- **Short exercise**: Copy out each line of the data that holds the word "this".
_ _ _
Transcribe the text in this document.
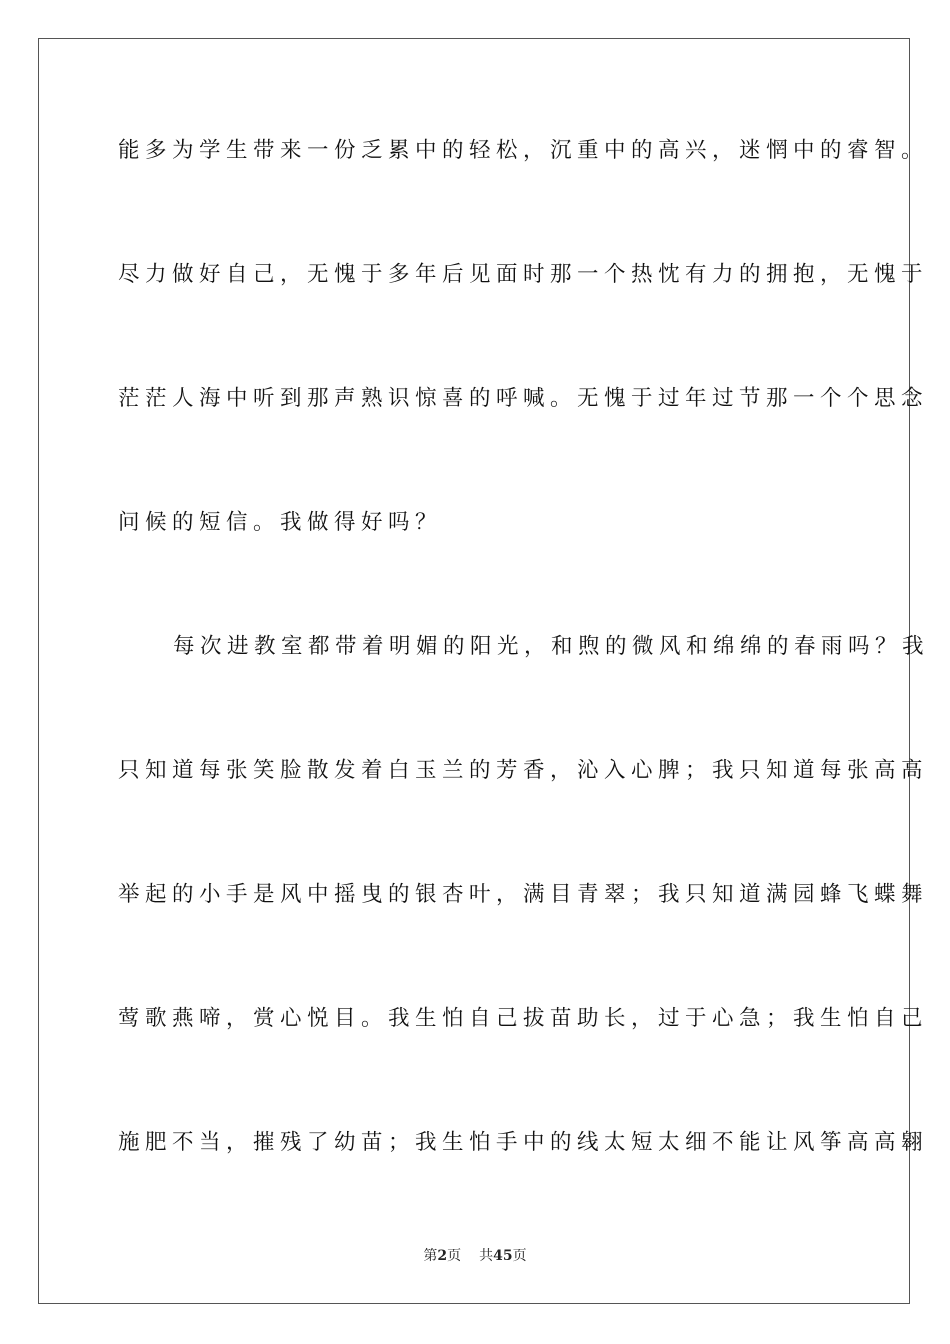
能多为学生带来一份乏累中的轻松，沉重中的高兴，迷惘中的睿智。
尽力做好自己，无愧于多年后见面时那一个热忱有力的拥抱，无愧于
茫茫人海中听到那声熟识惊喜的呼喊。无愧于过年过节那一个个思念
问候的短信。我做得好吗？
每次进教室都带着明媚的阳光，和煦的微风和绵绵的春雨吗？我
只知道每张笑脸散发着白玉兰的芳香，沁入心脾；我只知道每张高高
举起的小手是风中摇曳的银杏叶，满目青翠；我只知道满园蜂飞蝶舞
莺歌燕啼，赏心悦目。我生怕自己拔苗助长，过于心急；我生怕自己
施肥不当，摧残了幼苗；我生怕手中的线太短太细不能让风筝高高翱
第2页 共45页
_ _ _
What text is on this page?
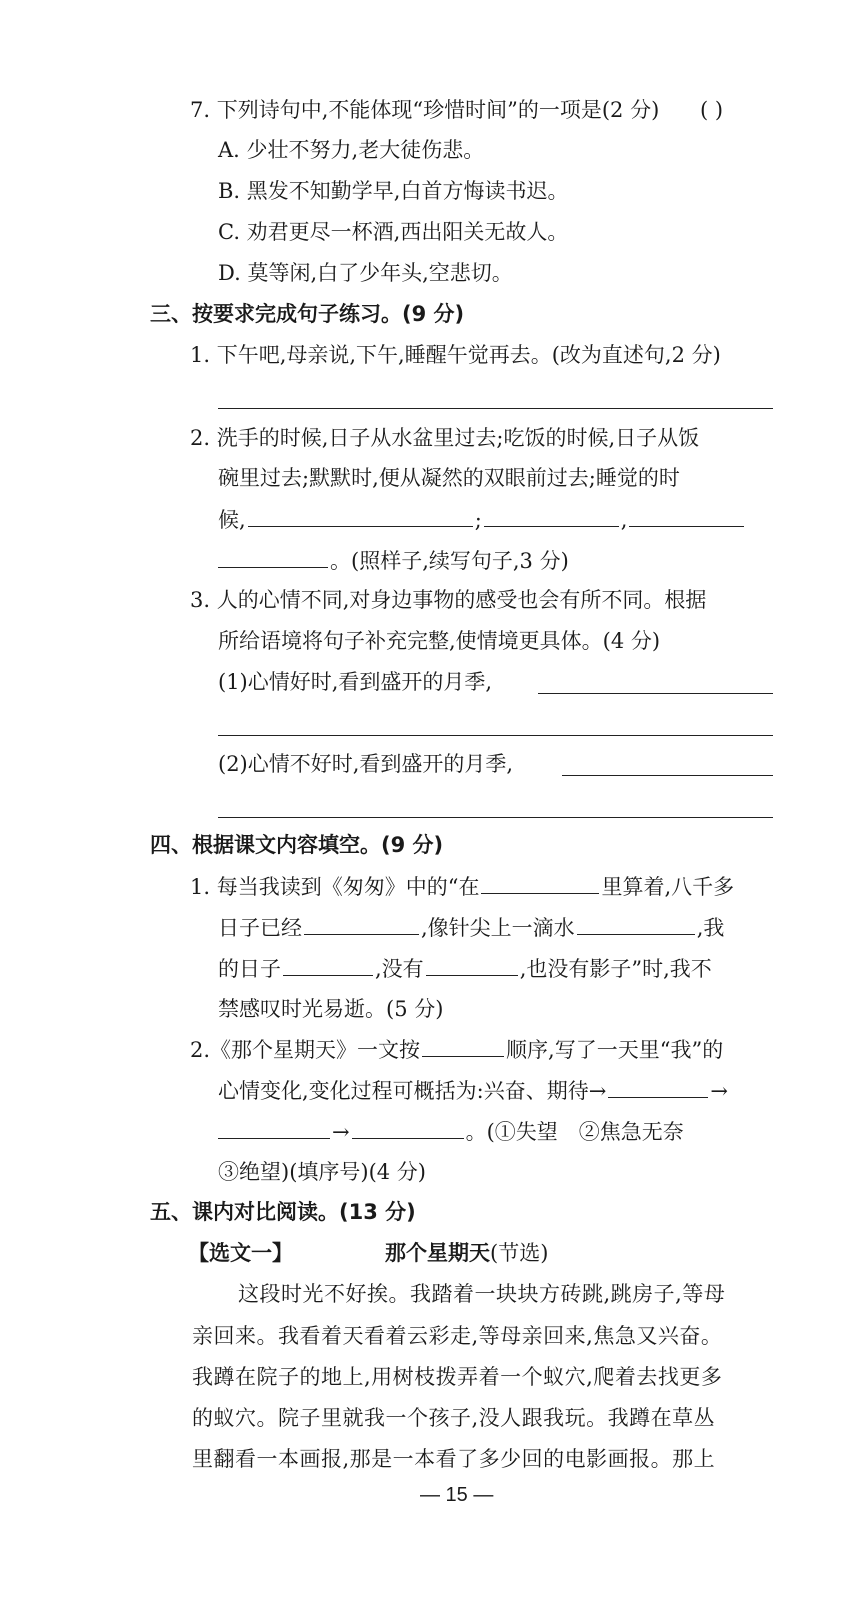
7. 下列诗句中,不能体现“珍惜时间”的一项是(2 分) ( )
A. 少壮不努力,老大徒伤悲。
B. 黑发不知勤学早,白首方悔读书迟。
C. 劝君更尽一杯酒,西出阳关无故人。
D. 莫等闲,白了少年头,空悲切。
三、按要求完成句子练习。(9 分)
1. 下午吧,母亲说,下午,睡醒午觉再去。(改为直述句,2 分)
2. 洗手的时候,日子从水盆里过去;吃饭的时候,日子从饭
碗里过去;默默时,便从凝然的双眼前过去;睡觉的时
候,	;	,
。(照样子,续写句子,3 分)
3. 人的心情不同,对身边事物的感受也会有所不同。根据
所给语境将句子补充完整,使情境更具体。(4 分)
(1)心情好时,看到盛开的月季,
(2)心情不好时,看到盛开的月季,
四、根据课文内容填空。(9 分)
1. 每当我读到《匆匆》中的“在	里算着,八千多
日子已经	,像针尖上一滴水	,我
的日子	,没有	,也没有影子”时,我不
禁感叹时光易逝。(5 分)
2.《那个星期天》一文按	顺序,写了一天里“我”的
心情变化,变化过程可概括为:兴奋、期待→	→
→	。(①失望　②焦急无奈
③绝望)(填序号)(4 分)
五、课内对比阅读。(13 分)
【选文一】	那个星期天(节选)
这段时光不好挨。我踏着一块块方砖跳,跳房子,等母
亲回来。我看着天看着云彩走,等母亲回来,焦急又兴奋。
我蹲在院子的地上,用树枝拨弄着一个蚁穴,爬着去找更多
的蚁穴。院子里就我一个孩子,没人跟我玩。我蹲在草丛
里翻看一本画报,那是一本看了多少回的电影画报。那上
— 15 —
_ _ _
- **Solution below**:
Transcribe the text in this document.
What text is on this page?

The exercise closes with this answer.